* DATA LINES
■ ■ ■ ■ ■ ■ ■

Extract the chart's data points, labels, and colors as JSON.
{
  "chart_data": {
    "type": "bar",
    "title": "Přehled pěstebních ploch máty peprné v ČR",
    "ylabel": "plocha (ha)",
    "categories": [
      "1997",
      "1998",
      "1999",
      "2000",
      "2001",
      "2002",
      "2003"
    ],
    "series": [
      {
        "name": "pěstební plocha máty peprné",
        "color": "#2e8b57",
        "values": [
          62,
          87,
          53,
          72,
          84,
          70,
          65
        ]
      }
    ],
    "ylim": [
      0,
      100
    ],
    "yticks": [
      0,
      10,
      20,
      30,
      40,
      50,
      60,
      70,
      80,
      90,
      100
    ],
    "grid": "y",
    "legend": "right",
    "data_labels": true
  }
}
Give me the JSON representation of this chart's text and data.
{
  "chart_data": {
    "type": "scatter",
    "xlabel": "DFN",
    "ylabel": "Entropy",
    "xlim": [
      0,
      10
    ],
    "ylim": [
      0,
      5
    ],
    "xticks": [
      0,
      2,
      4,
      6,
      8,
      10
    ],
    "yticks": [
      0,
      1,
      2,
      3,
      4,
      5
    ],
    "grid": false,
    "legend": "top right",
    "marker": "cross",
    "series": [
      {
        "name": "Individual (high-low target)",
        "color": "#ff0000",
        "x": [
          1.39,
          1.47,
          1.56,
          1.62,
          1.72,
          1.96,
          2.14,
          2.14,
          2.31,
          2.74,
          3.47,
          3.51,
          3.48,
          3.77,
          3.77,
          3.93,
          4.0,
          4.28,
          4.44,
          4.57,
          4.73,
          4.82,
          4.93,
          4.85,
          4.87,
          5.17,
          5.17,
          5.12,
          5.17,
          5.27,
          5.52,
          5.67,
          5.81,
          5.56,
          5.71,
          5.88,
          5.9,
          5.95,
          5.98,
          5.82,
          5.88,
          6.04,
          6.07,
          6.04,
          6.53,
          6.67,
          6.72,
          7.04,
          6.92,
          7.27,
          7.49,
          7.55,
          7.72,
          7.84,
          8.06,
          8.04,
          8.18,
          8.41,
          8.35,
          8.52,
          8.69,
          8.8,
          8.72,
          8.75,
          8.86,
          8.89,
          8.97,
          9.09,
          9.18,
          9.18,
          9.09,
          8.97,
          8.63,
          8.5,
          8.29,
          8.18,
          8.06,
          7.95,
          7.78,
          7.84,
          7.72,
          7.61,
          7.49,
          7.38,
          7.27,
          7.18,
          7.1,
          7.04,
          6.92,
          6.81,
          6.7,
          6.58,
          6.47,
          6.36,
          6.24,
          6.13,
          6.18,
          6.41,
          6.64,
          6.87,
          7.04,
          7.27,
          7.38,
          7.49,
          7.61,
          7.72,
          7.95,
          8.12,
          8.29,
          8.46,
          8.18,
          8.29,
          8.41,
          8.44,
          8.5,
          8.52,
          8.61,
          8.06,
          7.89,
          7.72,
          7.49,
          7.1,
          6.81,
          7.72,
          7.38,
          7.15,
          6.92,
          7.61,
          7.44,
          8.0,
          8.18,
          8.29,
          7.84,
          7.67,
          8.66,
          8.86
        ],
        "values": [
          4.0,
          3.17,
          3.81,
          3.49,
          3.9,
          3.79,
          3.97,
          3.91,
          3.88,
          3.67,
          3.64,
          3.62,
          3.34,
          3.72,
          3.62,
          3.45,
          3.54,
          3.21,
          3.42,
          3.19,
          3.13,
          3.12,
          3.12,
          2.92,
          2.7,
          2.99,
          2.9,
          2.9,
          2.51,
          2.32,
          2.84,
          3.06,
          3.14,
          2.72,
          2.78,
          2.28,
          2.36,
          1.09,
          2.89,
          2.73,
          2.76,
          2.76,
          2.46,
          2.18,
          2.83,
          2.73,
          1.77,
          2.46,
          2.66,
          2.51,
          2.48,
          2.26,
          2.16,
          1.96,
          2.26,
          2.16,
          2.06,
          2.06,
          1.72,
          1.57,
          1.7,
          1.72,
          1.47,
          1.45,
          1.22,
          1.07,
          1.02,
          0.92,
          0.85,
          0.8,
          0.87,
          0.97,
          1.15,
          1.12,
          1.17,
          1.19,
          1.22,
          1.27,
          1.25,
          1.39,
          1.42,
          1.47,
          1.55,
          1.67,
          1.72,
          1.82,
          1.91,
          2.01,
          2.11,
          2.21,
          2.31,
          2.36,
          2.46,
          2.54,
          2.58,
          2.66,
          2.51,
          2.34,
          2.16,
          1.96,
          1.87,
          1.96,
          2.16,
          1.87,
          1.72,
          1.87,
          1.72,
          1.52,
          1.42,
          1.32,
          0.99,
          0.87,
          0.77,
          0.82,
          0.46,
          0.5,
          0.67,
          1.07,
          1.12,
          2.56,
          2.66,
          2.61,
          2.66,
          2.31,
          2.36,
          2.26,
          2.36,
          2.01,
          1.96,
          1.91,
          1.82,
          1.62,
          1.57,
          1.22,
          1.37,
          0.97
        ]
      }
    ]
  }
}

■ ■ ■ ■ ■ ■ ■

* WORK TO BE COMPLETED
Return all the lines that contain the string "JSON".

* SOLUTION FOR THIS EXERCISE
Extract the chart's data points, labels, and colors as JSON.
Give me the JSON representation of this chart's text and data.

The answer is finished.